WHAT IS NEEDED >>
Exact copies of all records below are needed.

*** Opening MATERIAL TO PROCESS ***

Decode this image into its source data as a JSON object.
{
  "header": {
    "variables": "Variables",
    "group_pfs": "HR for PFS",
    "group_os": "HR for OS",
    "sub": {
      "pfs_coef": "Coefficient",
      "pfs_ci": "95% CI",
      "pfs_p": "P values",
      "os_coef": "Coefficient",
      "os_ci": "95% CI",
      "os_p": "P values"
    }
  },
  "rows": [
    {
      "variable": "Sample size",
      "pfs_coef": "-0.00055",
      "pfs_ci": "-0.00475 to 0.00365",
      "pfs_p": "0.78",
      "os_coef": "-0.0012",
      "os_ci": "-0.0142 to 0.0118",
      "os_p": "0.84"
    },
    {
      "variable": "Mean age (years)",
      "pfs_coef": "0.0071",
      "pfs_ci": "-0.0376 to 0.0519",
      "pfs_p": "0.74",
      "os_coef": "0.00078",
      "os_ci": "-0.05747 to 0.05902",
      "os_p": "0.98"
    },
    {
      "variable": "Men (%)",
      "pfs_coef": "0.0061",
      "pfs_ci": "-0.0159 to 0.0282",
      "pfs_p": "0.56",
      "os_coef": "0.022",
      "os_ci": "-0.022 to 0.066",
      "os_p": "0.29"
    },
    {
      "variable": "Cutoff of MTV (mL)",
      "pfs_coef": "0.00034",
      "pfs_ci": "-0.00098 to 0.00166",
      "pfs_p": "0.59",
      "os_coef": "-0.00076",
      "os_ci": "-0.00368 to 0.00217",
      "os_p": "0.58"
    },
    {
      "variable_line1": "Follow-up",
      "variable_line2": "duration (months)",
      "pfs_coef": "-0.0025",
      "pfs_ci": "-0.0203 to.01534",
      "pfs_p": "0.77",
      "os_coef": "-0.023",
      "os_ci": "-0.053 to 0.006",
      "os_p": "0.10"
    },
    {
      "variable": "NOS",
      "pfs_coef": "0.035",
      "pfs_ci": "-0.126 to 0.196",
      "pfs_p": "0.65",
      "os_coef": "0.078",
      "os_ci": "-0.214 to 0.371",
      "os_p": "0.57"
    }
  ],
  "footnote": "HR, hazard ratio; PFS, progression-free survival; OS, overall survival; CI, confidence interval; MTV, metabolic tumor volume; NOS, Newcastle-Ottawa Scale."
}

*** Closing MATERIAL TO PROCESS ***

ANSWER TO THIS TASK >>
Decode this image into its source data as a JSON object.
{
  "header": {
    "variables": "Variables",
    "group_pfs": "HR for PFS",
    "group_os": "HR for OS",
    "sub": {
      "pfs_coef": "Coefficient",
      "pfs_ci": "95% CI",
      "pfs_p": "P values",
      "os_coef": "Coefficient",
      "os_ci": "95% CI",
      "os_p": "P values"
    }
  },
  "rows": [
    {
      "variable": "Sample size",
      "pfs_coef": "-0.00055",
      "pfs_ci": "-0.00475 to 0.00365",
      "pfs_p": "0.78",
      "os_coef": "-0.0012",
      "os_ci": "-0.0142 to 0.0118",
      "os_p": "0.84"
    },
    {
      "variable": "Mean age (years)",
      "pfs_coef": "0.0071",
      "pfs_ci": "-0.0376 to 0.0519",
      "pfs_p": "0.74",
      "os_coef": "0.00078",
      "os_ci": "-0.05747 to 0.05902",
      "os_p": "0.98"
    },
    {
      "variable": "Men (%)",
      "pfs_coef": "0.0061",
      "pfs_ci": "-0.0159 to 0.0282",
      "pfs_p": "0.56",
      "os_coef": "0.022",
      "os_ci": "-0.022 to 0.066",
      "os_p": "0.29"
    },
    {
      "variable": "Cutoff of MTV (mL)",
      "pfs_coef": "0.00034",
      "pfs_ci": "-0.00098 to 0.00166",
      "pfs_p": "0.59",
      "os_coef": "-0.00076",
      "os_ci": "-0.00368 to 0.00217",
      "os_p": "0.58"
    },
    {
      "variable_line1": "Follow-up",
      "variable_line2": "duration (months)",
      "pfs_coef": "-0.0025",
      "pfs_ci": "-0.0203 to.01534",
      "pfs_p": "0.77",
      "os_coef": "-0.023",
      "os_ci": "-0.053 to 0.006",
      "os_p": "0.10"
    },
    {
      "variable": "NOS",
      "pfs_coef": "0.035",
      "pfs_ci": "-0.126 to 0.196",
      "pfs_p": "0.65",
      "os_coef": "0.078",
      "os_ci": "-0.214 to 0.371",
      "os_p": "0.57"
    }
  ],
  "footnote": "HR, hazard ratio; PFS, progression-free survival; OS, overall survival; CI, confidence interval; MTV, metabolic tumor volume; NOS, Newcastle-Ottawa Scale."
}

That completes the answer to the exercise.